(Your task): Without the pictures, return all of the material exactly as written.

[Extracts from a graphics dataset]
══════════════════════════════

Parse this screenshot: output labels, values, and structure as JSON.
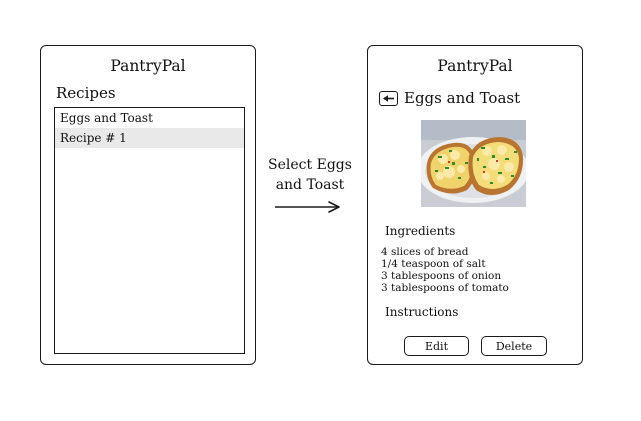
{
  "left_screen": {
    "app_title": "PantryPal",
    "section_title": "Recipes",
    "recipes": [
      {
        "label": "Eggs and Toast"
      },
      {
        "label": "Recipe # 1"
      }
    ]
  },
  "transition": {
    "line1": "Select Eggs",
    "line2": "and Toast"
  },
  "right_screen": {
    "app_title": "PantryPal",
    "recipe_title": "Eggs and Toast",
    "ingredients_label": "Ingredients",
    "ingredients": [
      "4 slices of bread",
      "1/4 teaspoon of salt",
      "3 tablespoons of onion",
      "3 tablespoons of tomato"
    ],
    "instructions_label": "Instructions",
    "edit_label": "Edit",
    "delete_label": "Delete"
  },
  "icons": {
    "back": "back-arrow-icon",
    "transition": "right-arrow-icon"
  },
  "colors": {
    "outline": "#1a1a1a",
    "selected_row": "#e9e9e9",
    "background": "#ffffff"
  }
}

══════════════════════════════

(Exercise output):
Parse this screenshot: output labels, values, and structure as JSON.
{
  "left_screen": {
    "app_title": "PantryPal",
    "section_title": "Recipes",
    "recipes": [
      {
        "label": "Eggs and Toast"
      },
      {
        "label": "Recipe # 1"
      }
    ]
  },
  "transition": {
    "line1": "Select Eggs",
    "line2": "and Toast"
  },
  "right_screen": {
    "app_title": "PantryPal",
    "recipe_title": "Eggs and Toast",
    "ingredients_label": "Ingredients",
    "ingredients": [
      "4 slices of bread",
      "1/4 teaspoon of salt",
      "3 tablespoons of onion",
      "3 tablespoons of tomato"
    ],
    "instructions_label": "Instructions",
    "edit_label": "Edit",
    "delete_label": "Delete"
  },
  "icons": {
    "back": "back-arrow-icon",
    "transition": "right-arrow-icon"
  },
  "colors": {
    "outline": "#1a1a1a",
    "selected_row": "#e9e9e9",
    "background": "#ffffff"
  }
}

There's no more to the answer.